- **TASK TO COMPLETE**
Print the data exactly, leaving nothing out.

- **INFORMATION SHOWN**
┄┄┄┄┄┄┄┄┄┄┄┄┄┄┄┄┄┄┄┄

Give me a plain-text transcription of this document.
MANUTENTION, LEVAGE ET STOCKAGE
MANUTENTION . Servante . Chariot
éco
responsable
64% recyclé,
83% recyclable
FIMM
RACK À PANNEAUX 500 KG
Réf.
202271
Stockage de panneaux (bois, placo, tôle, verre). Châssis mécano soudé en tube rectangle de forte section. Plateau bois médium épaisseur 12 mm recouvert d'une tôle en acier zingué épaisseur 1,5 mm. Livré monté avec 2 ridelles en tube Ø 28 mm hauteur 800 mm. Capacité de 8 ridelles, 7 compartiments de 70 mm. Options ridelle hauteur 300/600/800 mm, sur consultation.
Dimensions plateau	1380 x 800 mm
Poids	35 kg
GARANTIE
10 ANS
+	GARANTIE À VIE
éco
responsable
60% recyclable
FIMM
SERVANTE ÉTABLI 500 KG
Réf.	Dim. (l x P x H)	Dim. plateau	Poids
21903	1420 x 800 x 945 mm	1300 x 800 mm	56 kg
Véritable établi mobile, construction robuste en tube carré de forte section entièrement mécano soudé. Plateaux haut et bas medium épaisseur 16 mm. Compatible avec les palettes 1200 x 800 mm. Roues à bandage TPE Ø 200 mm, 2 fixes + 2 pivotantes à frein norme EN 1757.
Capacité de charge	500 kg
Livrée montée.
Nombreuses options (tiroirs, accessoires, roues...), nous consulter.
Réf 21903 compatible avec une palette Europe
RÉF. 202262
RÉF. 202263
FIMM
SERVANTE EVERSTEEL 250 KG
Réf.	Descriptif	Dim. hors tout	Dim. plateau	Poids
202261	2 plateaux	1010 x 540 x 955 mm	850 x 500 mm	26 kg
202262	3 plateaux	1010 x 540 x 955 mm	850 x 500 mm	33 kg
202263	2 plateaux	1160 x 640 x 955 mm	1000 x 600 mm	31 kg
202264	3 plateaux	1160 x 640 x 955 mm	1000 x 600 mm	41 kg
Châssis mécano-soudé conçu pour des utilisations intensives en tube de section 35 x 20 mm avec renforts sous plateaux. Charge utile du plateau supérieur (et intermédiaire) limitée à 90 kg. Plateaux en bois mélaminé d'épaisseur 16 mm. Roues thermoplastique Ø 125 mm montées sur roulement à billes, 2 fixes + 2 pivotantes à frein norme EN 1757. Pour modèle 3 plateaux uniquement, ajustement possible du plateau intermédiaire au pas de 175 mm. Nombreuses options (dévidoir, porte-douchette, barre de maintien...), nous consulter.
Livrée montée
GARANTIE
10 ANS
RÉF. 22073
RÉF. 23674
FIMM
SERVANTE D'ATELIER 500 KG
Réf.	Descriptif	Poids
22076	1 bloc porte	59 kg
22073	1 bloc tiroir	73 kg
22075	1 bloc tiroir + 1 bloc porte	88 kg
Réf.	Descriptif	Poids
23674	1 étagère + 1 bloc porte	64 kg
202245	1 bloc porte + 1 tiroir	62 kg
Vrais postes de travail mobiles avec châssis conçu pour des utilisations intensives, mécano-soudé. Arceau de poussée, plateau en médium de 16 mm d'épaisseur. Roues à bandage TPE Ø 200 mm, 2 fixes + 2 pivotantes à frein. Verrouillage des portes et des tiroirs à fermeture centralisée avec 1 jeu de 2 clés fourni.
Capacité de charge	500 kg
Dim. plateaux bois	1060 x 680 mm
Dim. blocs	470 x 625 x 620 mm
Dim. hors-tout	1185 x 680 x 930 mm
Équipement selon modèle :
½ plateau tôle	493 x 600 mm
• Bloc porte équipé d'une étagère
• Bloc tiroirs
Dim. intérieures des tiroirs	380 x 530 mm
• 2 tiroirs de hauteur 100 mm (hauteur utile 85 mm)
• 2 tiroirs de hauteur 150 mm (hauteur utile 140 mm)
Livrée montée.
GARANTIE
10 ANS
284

┄┄┄┄┄┄┄┄┄┄┄┄┄┄┄┄┄┄┄┄

- **SOLUTION TO THE EXERCISE**
Give me a plain-text transcription of this document.
MANUTENTION, LEVAGE ET STOCKAGE
MANUTENTION . Servante . Chariot
éco
responsable
64% recyclé,
83% recyclable
FIMM
RACK À PANNEAUX 500 KG
Réf.
202271
Stockage de panneaux (bois, placo, tôle, verre). Châssis mécano soudé en tube rectangle de forte section. Plateau bois médium épaisseur 12 mm recouvert d'une tôle en acier zingué épaisseur 1,5 mm. Livré monté avec 2 ridelles en tube Ø 28 mm hauteur 800 mm. Capacité de 8 ridelles, 7 compartiments de 70 mm. Options ridelle hauteur 300/600/800 mm, sur consultation.
Dimensions plateau	1380 x 800 mm
Poids	35 kg
GARANTIE
10 ANS
+	GARANTIE À VIE
éco
responsable
60% recyclable
FIMM
SERVANTE ÉTABLI 500 KG
Réf.	Dim. (l x P x H)	Dim. plateau	Poids
21903	1420 x 800 x 945 mm	1300 x 800 mm	56 kg
Véritable établi mobile, construction robuste en tube carré de forte section entièrement mécano soudé. Plateaux haut et bas medium épaisseur 16 mm. Compatible avec les palettes 1200 x 800 mm. Roues à bandage TPE Ø 200 mm, 2 fixes + 2 pivotantes à frein norme EN 1757.
Capacité de charge	500 kg
Livrée montée.
Nombreuses options (tiroirs, accessoires, roues...), nous consulter.
Réf 21903 compatible avec une palette Europe
RÉF. 202262
RÉF. 202263
FIMM
SERVANTE EVERSTEEL 250 KG
Réf.	Descriptif	Dim. hors tout	Dim. plateau	Poids
202261	2 plateaux	1010 x 540 x 955 mm	850 x 500 mm	26 kg
202262	3 plateaux	1010 x 540 x 955 mm	850 x 500 mm	33 kg
202263	2 plateaux	1160 x 640 x 955 mm	1000 x 600 mm	31 kg
202264	3 plateaux	1160 x 640 x 955 mm	1000 x 600 mm	41 kg
Châssis mécano-soudé conçu pour des utilisations intensives en tube de section 35 x 20 mm avec renforts sous plateaux. Charge utile du plateau supérieur (et intermédiaire) limitée à 90 kg. Plateaux en bois mélaminé d'épaisseur 16 mm. Roues thermoplastique Ø 125 mm montées sur roulement à billes, 2 fixes + 2 pivotantes à frein norme EN 1757. Pour modèle 3 plateaux uniquement, ajustement possible du plateau intermédiaire au pas de 175 mm. Nombreuses options (dévidoir, porte-douchette, barre de maintien...), nous consulter.
Livrée montée
GARANTIE
10 ANS
RÉF. 22073
RÉF. 23674
FIMM
SERVANTE D'ATELIER 500 KG
Réf.	Descriptif	Poids
22076	1 bloc porte	59 kg
22073	1 bloc tiroir	73 kg
22075	1 bloc tiroir + 1 bloc porte	88 kg
Réf.	Descriptif	Poids
23674	1 étagère + 1 bloc porte	64 kg
202245	1 bloc porte + 1 tiroir	62 kg
Vrais postes de travail mobiles avec châssis conçu pour des utilisations intensives, mécano-soudé. Arceau de poussée, plateau en médium de 16 mm d'épaisseur. Roues à bandage TPE Ø 200 mm, 2 fixes + 2 pivotantes à frein. Verrouillage des portes et des tiroirs à fermeture centralisée avec 1 jeu de 2 clés fourni.
Capacité de charge	500 kg
Dim. plateaux bois	1060 x 680 mm
Dim. blocs	470 x 625 x 620 mm
Dim. hors-tout	1185 x 680 x 930 mm
Équipement selon modèle :
½ plateau tôle	493 x 600 mm
• Bloc porte équipé d'une étagère
• Bloc tiroirs
Dim. intérieures des tiroirs	380 x 530 mm
• 2 tiroirs de hauteur 100 mm (hauteur utile 85 mm)
• 2 tiroirs de hauteur 150 mm (hauteur utile 140 mm)
Livrée montée.
GARANTIE
10 ANS
284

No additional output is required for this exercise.